Start of Input data
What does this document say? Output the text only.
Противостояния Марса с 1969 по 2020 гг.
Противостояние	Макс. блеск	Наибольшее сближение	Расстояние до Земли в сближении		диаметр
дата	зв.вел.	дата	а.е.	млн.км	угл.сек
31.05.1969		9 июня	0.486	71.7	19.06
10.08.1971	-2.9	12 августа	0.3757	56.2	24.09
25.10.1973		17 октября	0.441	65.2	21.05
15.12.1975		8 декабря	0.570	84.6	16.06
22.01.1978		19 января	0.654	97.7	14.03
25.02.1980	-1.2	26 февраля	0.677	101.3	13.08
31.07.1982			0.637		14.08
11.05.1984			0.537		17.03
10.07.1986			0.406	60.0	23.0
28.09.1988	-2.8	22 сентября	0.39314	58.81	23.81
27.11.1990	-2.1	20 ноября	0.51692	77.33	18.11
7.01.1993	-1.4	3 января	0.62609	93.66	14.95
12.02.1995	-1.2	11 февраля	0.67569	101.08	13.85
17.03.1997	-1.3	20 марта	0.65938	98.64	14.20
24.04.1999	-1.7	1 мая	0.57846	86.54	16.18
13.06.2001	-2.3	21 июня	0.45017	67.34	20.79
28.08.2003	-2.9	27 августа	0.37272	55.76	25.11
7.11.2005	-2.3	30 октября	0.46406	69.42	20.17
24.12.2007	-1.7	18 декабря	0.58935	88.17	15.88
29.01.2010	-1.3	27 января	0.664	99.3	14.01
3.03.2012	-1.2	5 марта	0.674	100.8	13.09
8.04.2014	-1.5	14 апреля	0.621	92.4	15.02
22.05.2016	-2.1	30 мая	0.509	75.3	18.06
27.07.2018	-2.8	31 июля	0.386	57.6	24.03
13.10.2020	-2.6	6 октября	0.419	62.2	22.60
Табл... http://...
End of Input data
Task directions: How many lines in the records above contain the word "февраля"? Reply with the number and nothing more.

Solution for this exercise: 2